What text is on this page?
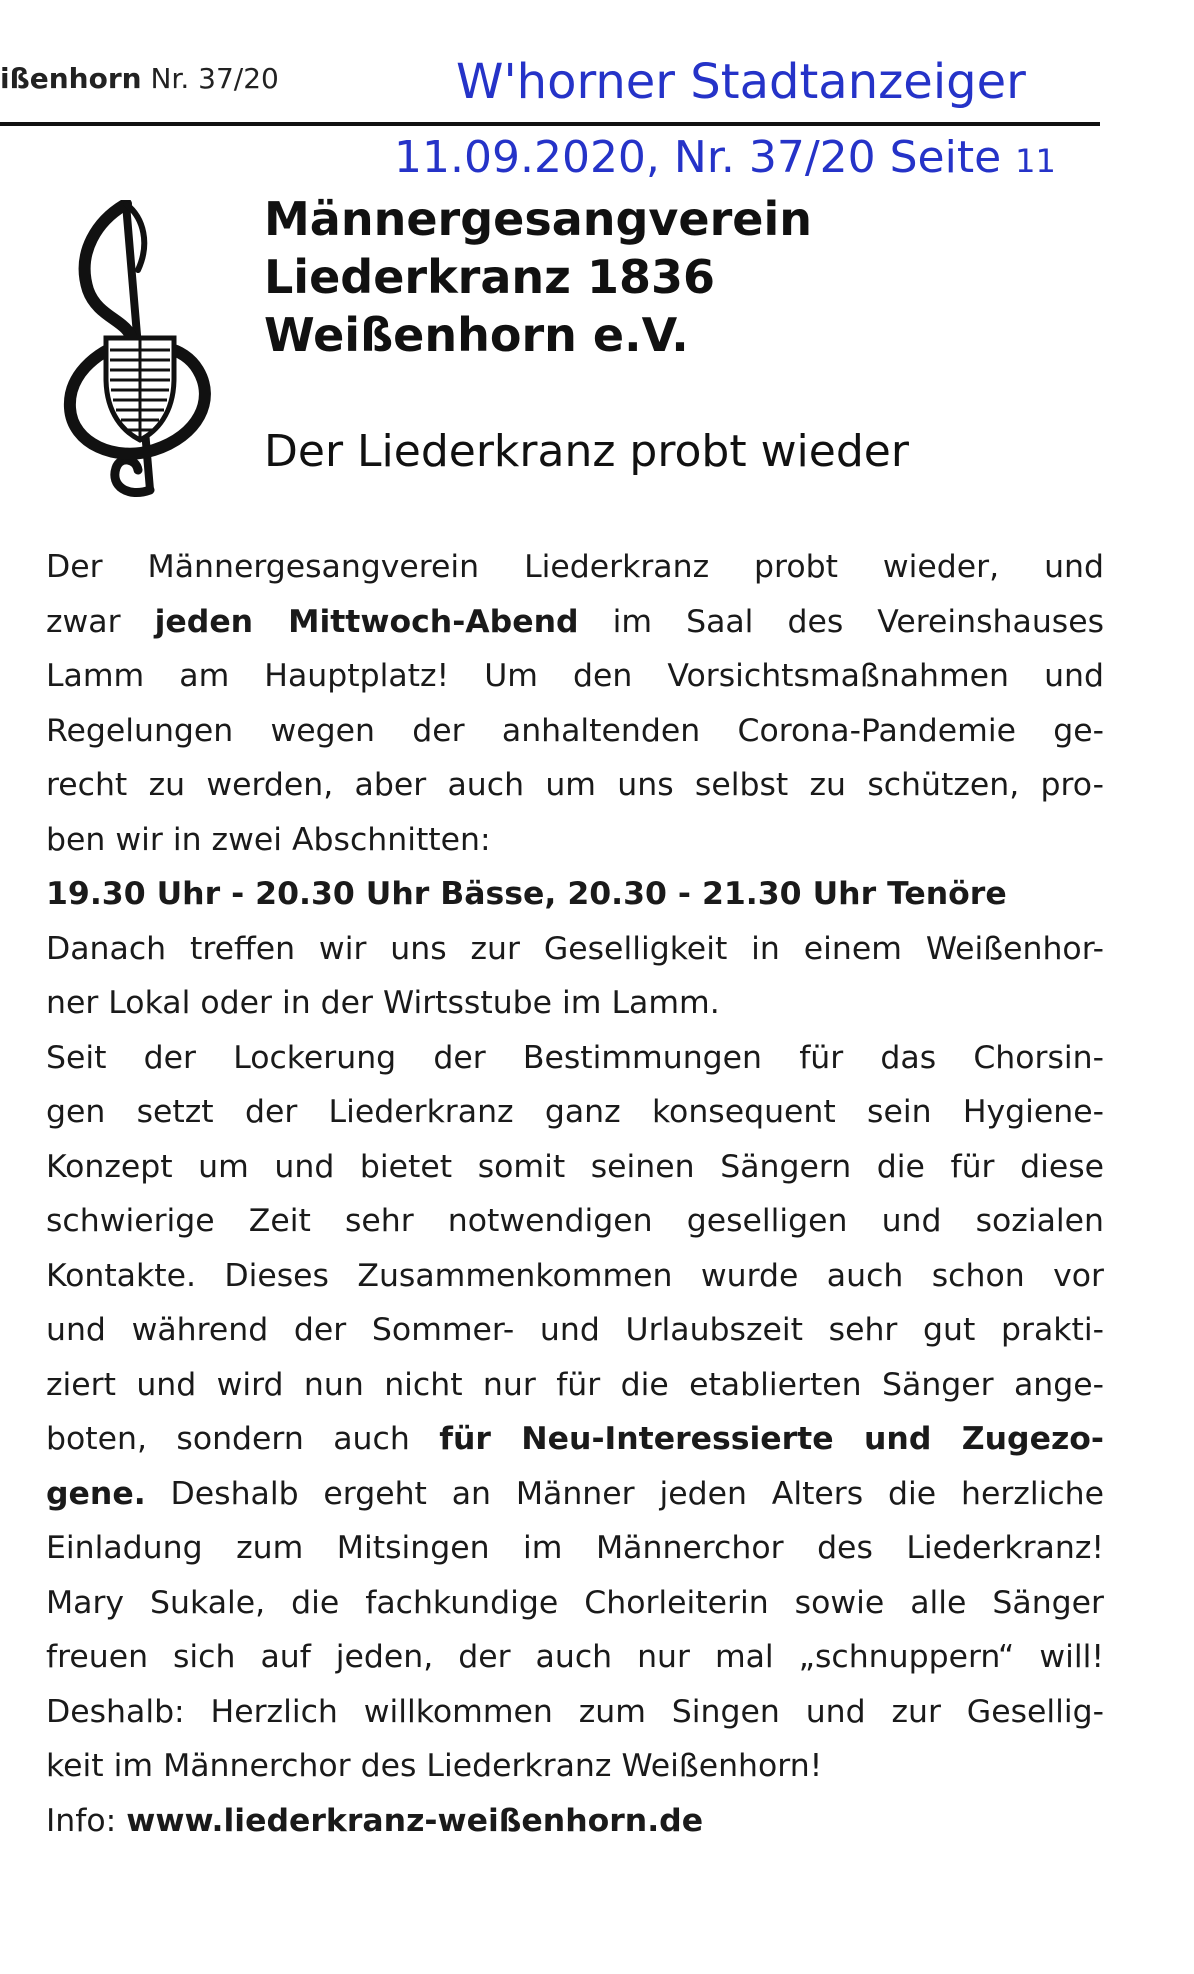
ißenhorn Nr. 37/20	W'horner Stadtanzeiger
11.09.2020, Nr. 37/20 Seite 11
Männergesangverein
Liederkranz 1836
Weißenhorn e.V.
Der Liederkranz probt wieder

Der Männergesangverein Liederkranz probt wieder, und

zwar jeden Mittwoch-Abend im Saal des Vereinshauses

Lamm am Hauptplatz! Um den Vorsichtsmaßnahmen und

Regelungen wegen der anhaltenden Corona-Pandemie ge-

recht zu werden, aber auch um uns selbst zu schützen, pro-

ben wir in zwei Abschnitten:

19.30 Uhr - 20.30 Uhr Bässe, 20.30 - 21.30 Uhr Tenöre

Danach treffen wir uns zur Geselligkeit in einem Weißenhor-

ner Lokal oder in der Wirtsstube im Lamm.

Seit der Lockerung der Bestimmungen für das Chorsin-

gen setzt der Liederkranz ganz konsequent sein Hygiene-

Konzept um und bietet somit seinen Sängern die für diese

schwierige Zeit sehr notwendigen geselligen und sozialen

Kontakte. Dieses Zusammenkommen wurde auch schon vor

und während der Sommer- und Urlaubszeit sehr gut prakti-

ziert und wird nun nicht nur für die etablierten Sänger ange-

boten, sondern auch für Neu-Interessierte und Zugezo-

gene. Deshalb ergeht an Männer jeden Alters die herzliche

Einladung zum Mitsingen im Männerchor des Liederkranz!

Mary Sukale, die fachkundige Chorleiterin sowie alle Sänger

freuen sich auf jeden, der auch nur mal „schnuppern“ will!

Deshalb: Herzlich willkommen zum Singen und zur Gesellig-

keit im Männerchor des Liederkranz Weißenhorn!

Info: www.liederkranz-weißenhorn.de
☆ ☆ ☆ ☆ ☆
WHAT IS EXPECTED
Reproduce all entries exactly. Pictures do not belong in the copy.

RESPONSE TO THE TASK
What text is on this page?
ißenhorn Nr. 37/20	W'horner Stadtanzeiger
11.09.2020, Nr. 37/20 Seite 11
Männergesangverein
Liederkranz 1836
Weißenhorn e.V.
Der Liederkranz probt wieder

Der Männergesangverein Liederkranz probt wieder, und

zwar jeden Mittwoch-Abend im Saal des Vereinshauses

Lamm am Hauptplatz! Um den Vorsichtsmaßnahmen und

Regelungen wegen der anhaltenden Corona-Pandemie ge-

recht zu werden, aber auch um uns selbst zu schützen, pro-

ben wir in zwei Abschnitten:

19.30 Uhr - 20.30 Uhr Bässe, 20.30 - 21.30 Uhr Tenöre

Danach treffen wir uns zur Geselligkeit in einem Weißenhor-

ner Lokal oder in der Wirtsstube im Lamm.

Seit der Lockerung der Bestimmungen für das Chorsin-

gen setzt der Liederkranz ganz konsequent sein Hygiene-

Konzept um und bietet somit seinen Sängern die für diese

schwierige Zeit sehr notwendigen geselligen und sozialen

Kontakte. Dieses Zusammenkommen wurde auch schon vor

und während der Sommer- und Urlaubszeit sehr gut prakti-

ziert und wird nun nicht nur für die etablierten Sänger ange-

boten, sondern auch für Neu-Interessierte und Zugezo-

gene. Deshalb ergeht an Männer jeden Alters die herzliche

Einladung zum Mitsingen im Männerchor des Liederkranz!

Mary Sukale, die fachkundige Chorleiterin sowie alle Sänger

freuen sich auf jeden, der auch nur mal „schnuppern“ will!

Deshalb: Herzlich willkommen zum Singen und zur Gesellig-

keit im Männerchor des Liederkranz Weißenhorn!

Info: www.liederkranz-weißenhorn.de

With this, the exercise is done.